Work to do - Report how many lines contain "placeholder". The answer is a single number.

Recorded data -
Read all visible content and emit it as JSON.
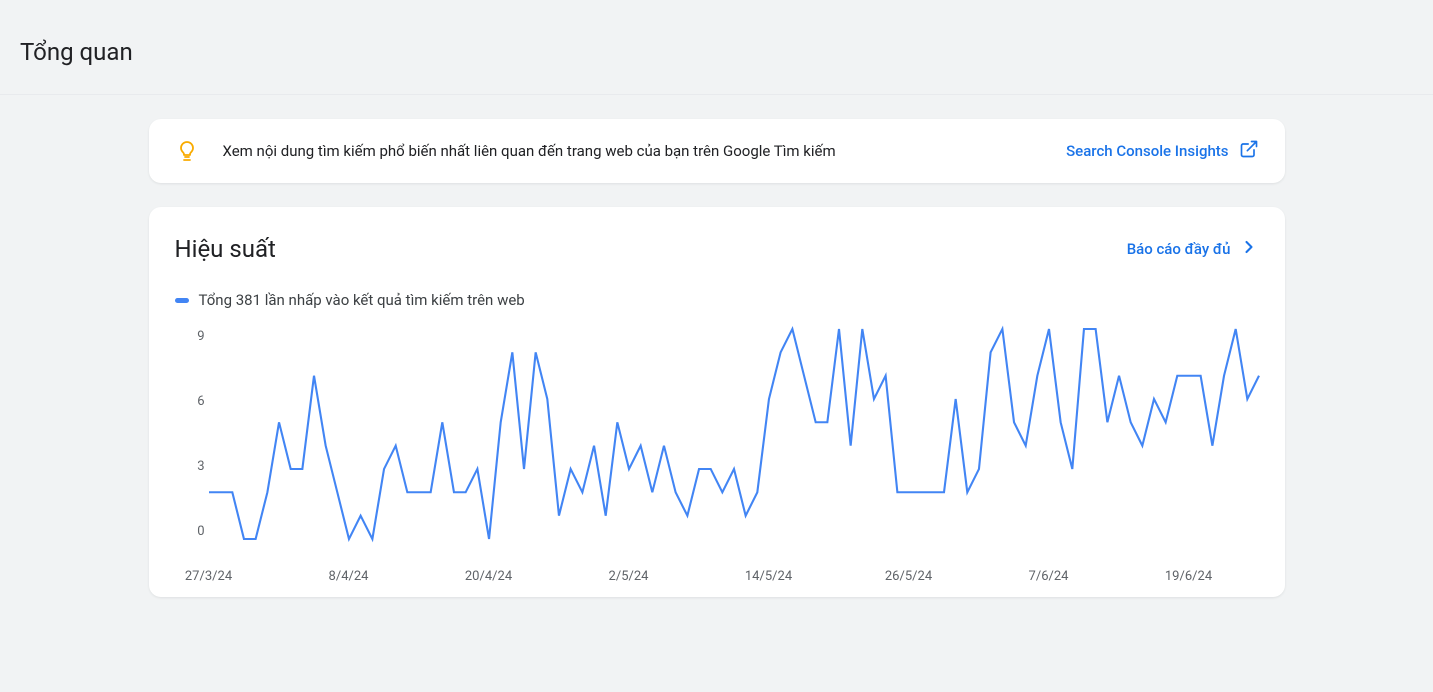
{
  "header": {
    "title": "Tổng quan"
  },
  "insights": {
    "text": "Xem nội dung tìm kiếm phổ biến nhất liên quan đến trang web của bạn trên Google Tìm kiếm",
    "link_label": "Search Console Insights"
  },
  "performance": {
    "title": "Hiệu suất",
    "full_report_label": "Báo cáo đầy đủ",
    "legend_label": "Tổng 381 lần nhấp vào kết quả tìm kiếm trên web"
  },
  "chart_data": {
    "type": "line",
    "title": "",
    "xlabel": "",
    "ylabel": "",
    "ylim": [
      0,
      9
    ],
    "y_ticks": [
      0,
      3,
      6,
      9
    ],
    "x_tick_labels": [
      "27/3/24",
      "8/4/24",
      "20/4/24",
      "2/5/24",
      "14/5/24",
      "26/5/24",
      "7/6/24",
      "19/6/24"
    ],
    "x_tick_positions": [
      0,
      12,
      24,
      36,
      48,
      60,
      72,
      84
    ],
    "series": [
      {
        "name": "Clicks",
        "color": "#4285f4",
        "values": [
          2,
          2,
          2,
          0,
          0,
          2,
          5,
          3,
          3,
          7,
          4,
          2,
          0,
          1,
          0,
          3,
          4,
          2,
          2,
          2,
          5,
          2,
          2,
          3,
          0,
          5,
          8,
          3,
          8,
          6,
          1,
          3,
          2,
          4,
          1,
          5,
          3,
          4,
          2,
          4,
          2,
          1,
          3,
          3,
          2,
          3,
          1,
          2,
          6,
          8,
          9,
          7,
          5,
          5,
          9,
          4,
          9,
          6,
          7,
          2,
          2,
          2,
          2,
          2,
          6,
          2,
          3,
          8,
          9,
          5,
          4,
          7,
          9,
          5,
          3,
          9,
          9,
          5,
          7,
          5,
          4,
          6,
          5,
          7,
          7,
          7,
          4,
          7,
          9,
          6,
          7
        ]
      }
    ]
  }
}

---

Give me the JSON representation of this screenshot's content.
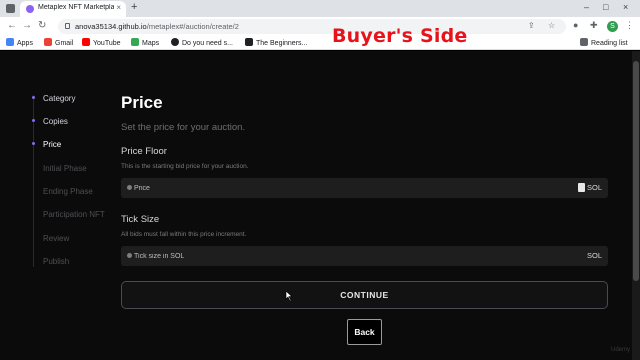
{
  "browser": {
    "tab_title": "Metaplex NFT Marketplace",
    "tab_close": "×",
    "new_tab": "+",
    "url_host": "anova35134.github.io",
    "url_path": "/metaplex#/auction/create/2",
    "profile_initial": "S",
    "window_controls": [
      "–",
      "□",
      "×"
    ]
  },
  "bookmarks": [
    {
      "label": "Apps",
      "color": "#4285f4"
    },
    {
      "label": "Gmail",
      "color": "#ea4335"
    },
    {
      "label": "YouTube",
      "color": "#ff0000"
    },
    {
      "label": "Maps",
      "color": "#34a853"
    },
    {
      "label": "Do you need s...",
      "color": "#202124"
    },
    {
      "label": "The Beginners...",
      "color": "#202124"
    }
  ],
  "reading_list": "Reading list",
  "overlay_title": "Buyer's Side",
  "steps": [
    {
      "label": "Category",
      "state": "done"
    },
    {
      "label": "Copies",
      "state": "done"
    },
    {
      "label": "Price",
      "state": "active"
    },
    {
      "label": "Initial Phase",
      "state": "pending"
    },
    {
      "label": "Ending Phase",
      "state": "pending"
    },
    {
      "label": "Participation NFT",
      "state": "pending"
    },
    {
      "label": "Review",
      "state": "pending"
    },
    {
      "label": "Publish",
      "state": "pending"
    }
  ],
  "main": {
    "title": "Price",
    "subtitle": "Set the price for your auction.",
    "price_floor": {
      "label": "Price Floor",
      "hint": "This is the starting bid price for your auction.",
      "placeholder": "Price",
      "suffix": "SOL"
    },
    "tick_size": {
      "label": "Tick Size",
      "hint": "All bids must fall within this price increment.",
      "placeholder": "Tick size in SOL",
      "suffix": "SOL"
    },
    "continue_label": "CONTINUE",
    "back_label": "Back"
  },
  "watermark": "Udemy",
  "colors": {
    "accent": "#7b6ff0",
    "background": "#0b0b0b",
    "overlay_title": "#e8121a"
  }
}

Final result - 2